Goal » Without the pictures, return all of the material exactly as written.

Raw records »
=-=-=-=-=

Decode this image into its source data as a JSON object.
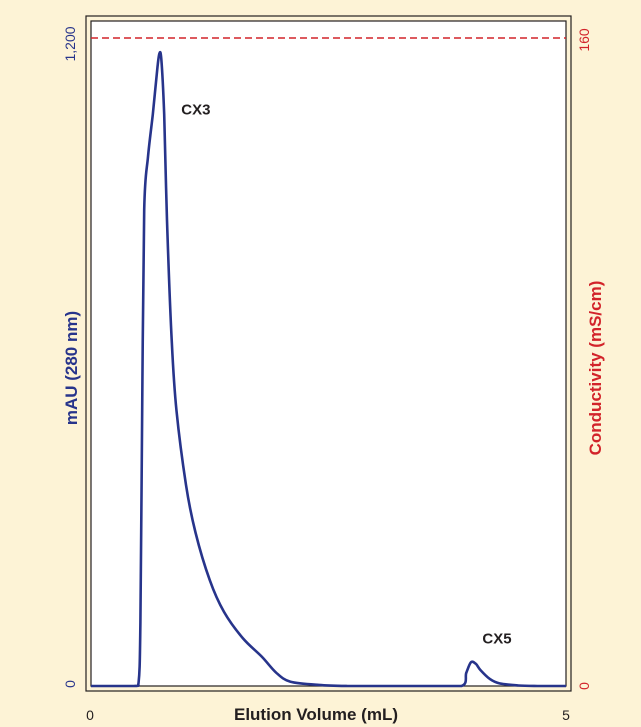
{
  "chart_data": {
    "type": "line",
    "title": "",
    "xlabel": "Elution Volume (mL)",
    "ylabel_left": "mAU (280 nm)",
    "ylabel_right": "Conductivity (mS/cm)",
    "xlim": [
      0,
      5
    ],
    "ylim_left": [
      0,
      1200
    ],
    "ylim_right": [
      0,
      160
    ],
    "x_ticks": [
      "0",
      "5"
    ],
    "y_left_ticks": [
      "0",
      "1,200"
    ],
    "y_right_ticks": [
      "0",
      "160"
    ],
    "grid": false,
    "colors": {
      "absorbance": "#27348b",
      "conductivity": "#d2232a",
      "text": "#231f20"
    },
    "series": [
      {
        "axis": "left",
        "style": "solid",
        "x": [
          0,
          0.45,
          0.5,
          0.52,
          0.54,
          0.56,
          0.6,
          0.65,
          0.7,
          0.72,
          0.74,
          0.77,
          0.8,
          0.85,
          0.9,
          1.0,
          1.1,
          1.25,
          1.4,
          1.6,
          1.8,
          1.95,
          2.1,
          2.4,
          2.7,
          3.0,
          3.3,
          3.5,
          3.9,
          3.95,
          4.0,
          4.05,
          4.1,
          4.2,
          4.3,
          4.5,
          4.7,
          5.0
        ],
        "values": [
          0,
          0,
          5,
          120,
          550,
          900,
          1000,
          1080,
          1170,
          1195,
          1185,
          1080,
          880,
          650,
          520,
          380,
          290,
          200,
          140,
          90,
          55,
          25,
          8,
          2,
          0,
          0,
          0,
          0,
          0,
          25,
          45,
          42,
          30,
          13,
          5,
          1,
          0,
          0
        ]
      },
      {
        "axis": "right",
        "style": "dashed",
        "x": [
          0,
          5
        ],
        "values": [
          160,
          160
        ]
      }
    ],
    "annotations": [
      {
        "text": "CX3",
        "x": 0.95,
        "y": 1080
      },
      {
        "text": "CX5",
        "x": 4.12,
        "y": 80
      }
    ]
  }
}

=-=-=-=-=

Worked answer »
Decode this image into its source data as a JSON object.
{
  "chart_data": {
    "type": "line",
    "title": "",
    "xlabel": "Elution Volume (mL)",
    "ylabel_left": "mAU (280 nm)",
    "ylabel_right": "Conductivity (mS/cm)",
    "xlim": [
      0,
      5
    ],
    "ylim_left": [
      0,
      1200
    ],
    "ylim_right": [
      0,
      160
    ],
    "x_ticks": [
      "0",
      "5"
    ],
    "y_left_ticks": [
      "0",
      "1,200"
    ],
    "y_right_ticks": [
      "0",
      "160"
    ],
    "grid": false,
    "colors": {
      "absorbance": "#27348b",
      "conductivity": "#d2232a",
      "text": "#231f20"
    },
    "series": [
      {
        "axis": "left",
        "style": "solid",
        "x": [
          0,
          0.45,
          0.5,
          0.52,
          0.54,
          0.56,
          0.6,
          0.65,
          0.7,
          0.72,
          0.74,
          0.77,
          0.8,
          0.85,
          0.9,
          1.0,
          1.1,
          1.25,
          1.4,
          1.6,
          1.8,
          1.95,
          2.1,
          2.4,
          2.7,
          3.0,
          3.3,
          3.5,
          3.9,
          3.95,
          4.0,
          4.05,
          4.1,
          4.2,
          4.3,
          4.5,
          4.7,
          5.0
        ],
        "values": [
          0,
          0,
          5,
          120,
          550,
          900,
          1000,
          1080,
          1170,
          1195,
          1185,
          1080,
          880,
          650,
          520,
          380,
          290,
          200,
          140,
          90,
          55,
          25,
          8,
          2,
          0,
          0,
          0,
          0,
          0,
          25,
          45,
          42,
          30,
          13,
          5,
          1,
          0,
          0
        ]
      },
      {
        "axis": "right",
        "style": "dashed",
        "x": [
          0,
          5
        ],
        "values": [
          160,
          160
        ]
      }
    ],
    "annotations": [
      {
        "text": "CX3",
        "x": 0.95,
        "y": 1080
      },
      {
        "text": "CX5",
        "x": 4.12,
        "y": 80
      }
    ]
  }
}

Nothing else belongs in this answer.